YOUR TASK: Out of the lines below, please list those that hold the string "Geophone".
[BEGIN RECORDS PROVIDED]
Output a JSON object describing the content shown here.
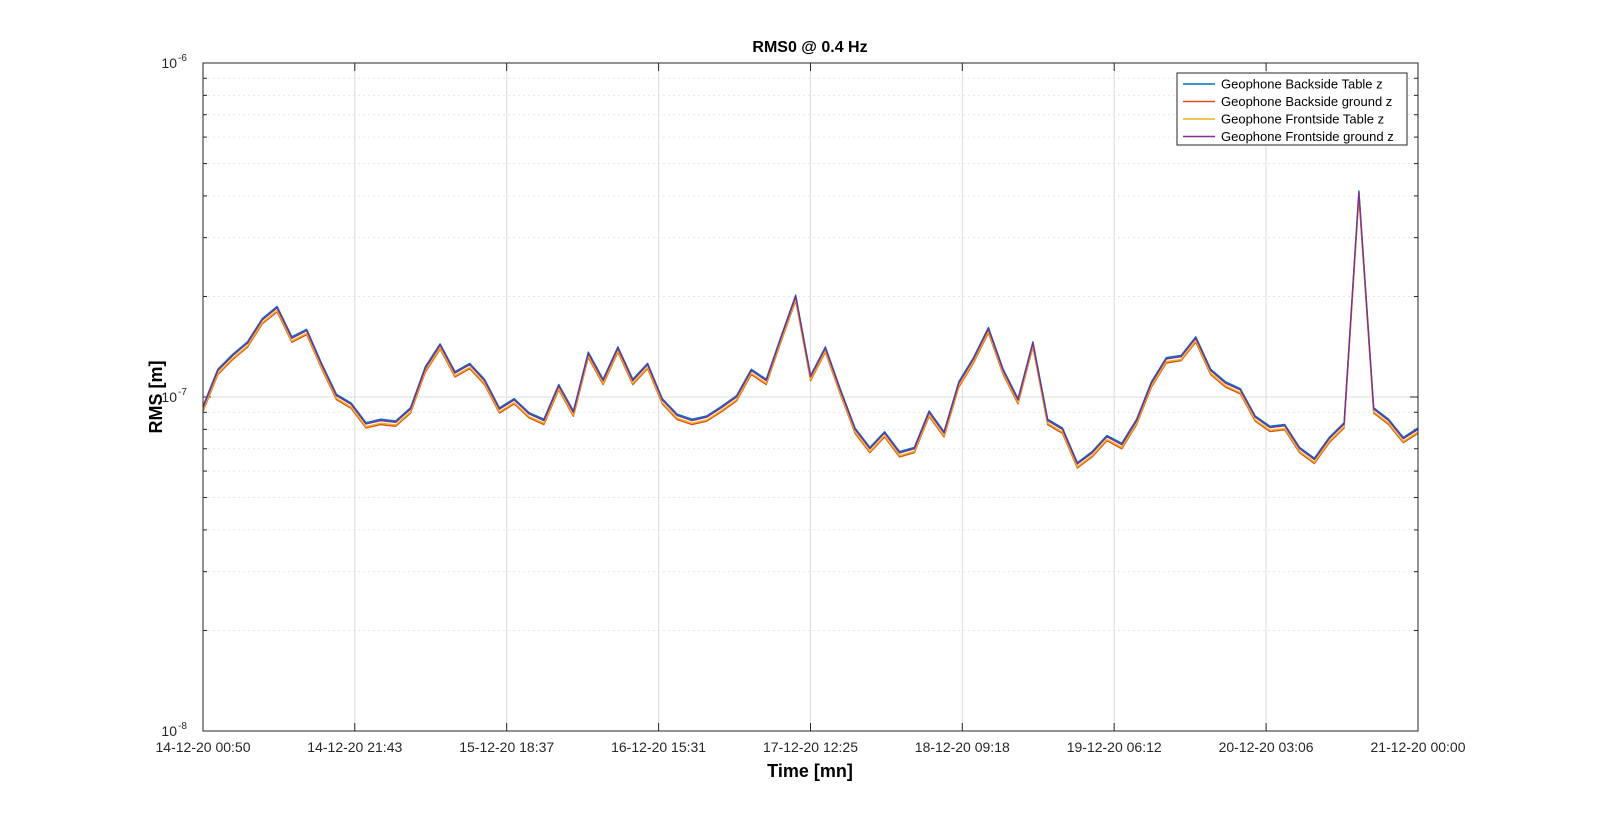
{
  "chart_data": {
    "type": "line",
    "title": "RMS0 @ 0.4 Hz",
    "xlabel": "Time [mn]",
    "ylabel": "RMS [m]",
    "yscale": "log",
    "ylim": [
      1e-08,
      1e-06
    ],
    "xlim": [
      "14-12-20 00:50",
      "21-12-20 00:00"
    ],
    "x_tick_labels": [
      "14-12-20 00:50",
      "14-12-20 21:43",
      "15-12-20 18:37",
      "16-12-20 15:31",
      "17-12-20 12:25",
      "18-12-20 09:18",
      "19-12-20 06:12",
      "20-12-20 03:06",
      "21-12-20 00:00"
    ],
    "y_ticks": [
      {
        "base": "10",
        "exp": "-8",
        "value": 1e-08
      },
      {
        "base": "10",
        "exp": "-7",
        "value": 1e-07
      },
      {
        "base": "10",
        "exp": "-6",
        "value": 1e-06
      }
    ],
    "grid": true,
    "legend_position": "top-right",
    "series": [
      {
        "name": "Geophone Backside Table z",
        "color": "#0072BD",
        "offset_log": 0.004
      },
      {
        "name": "Geophone Backside ground z",
        "color": "#D95319",
        "offset_log": -0.012
      },
      {
        "name": "Geophone Frontside Table z",
        "color": "#EDB120",
        "offset_log": -0.008
      },
      {
        "name": "Geophone Frontside ground z",
        "color": "#7E2F8E",
        "offset_log": 0.0
      }
    ],
    "x": [
      "14-12-20 00:50",
      "14-12-20 02:52",
      "14-12-20 04:55",
      "14-12-20 06:57",
      "14-12-20 08:59",
      "14-12-20 11:02",
      "14-12-20 13:04",
      "14-12-20 15:06",
      "14-12-20 17:09",
      "14-12-20 19:11",
      "14-12-20 21:13",
      "14-12-20 23:16",
      "15-12-20 01:18",
      "15-12-20 03:20",
      "15-12-20 05:23",
      "15-12-20 07:25",
      "15-12-20 09:27",
      "15-12-20 11:30",
      "15-12-20 13:32",
      "15-12-20 15:34",
      "15-12-20 17:37",
      "15-12-20 19:39",
      "15-12-20 21:41",
      "15-12-20 23:44",
      "16-12-20 01:46",
      "16-12-20 03:48",
      "16-12-20 05:51",
      "16-12-20 07:53",
      "16-12-20 09:55",
      "16-12-20 11:58",
      "16-12-20 14:00",
      "16-12-20 16:02",
      "16-12-20 18:05",
      "16-12-20 20:07",
      "16-12-20 22:09",
      "17-12-20 00:12",
      "17-12-20 02:14",
      "17-12-20 04:16",
      "17-12-20 06:19",
      "17-12-20 08:21",
      "17-12-20 10:23",
      "17-12-20 12:26",
      "17-12-20 14:28",
      "17-12-20 16:30",
      "17-12-20 18:33",
      "17-12-20 20:35",
      "17-12-20 22:37",
      "18-12-20 00:40",
      "18-12-20 02:42",
      "18-12-20 04:44",
      "18-12-20 06:47",
      "18-12-20 08:49",
      "18-12-20 10:51",
      "18-12-20 12:54",
      "18-12-20 14:56",
      "18-12-20 16:58",
      "18-12-20 19:01",
      "18-12-20 21:03",
      "18-12-20 23:05",
      "19-12-20 01:08",
      "19-12-20 03:10",
      "19-12-20 05:12",
      "19-12-20 07:15",
      "19-12-20 09:17",
      "19-12-20 11:19",
      "19-12-20 13:22",
      "19-12-20 15:24",
      "19-12-20 17:26",
      "19-12-20 19:29",
      "19-12-20 21:31",
      "19-12-20 23:33",
      "20-12-20 01:36",
      "20-12-20 03:38",
      "20-12-20 05:40",
      "20-12-20 07:43",
      "20-12-20 09:45",
      "20-12-20 11:47",
      "20-12-20 13:50",
      "20-12-20 15:52",
      "20-12-20 17:54",
      "20-12-20 19:57",
      "20-12-20 21:59",
      "21-12-20 00:00"
    ],
    "values": [
      9.3e-08,
      1.2e-07,
      1.33e-07,
      1.45e-07,
      1.7e-07,
      1.85e-07,
      1.5e-07,
      1.58e-07,
      1.25e-07,
      1.01e-07,
      9.5e-08,
      8.3e-08,
      8.5e-08,
      8.4e-08,
      9.2e-08,
      1.22e-07,
      1.43e-07,
      1.18e-07,
      1.25e-07,
      1.12e-07,
      9.2e-08,
      9.8e-08,
      8.9e-08,
      8.5e-08,
      1.08e-07,
      9e-08,
      1.35e-07,
      1.12e-07,
      1.4e-07,
      1.12e-07,
      1.25e-07,
      9.8e-08,
      8.8e-08,
      8.5e-08,
      8.7e-08,
      9.3e-08,
      1e-07,
      1.2e-07,
      1.12e-07,
      1.5e-07,
      2e-07,
      1.15e-07,
      1.4e-07,
      1.05e-07,
      8e-08,
      7e-08,
      7.8e-08,
      6.8e-08,
      7e-08,
      9e-08,
      7.8e-08,
      1.1e-07,
      1.3e-07,
      1.6e-07,
      1.2e-07,
      9.8e-08,
      1.45e-07,
      8.5e-08,
      8e-08,
      6.3e-08,
      6.8e-08,
      7.6e-08,
      7.2e-08,
      8.5e-08,
      1.1e-07,
      1.3e-07,
      1.32e-07,
      1.5e-07,
      1.2e-07,
      1.1e-07,
      1.05e-07,
      8.7e-08,
      8.1e-08,
      8.2e-08,
      7e-08,
      6.5e-08,
      7.5e-08,
      8.3e-08,
      4.1e-07,
      9.2e-08,
      8.5e-08,
      7.5e-08,
      8e-08
    ]
  }
}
[END RECORDS PROVIDED]
FINISHED TASK:
        "name": "Geophone Backside Table z",
        "name": "Geophone Backside ground z",
        "name": "Geophone Frontside Table z",
        "name": "Geophone Frontside ground z",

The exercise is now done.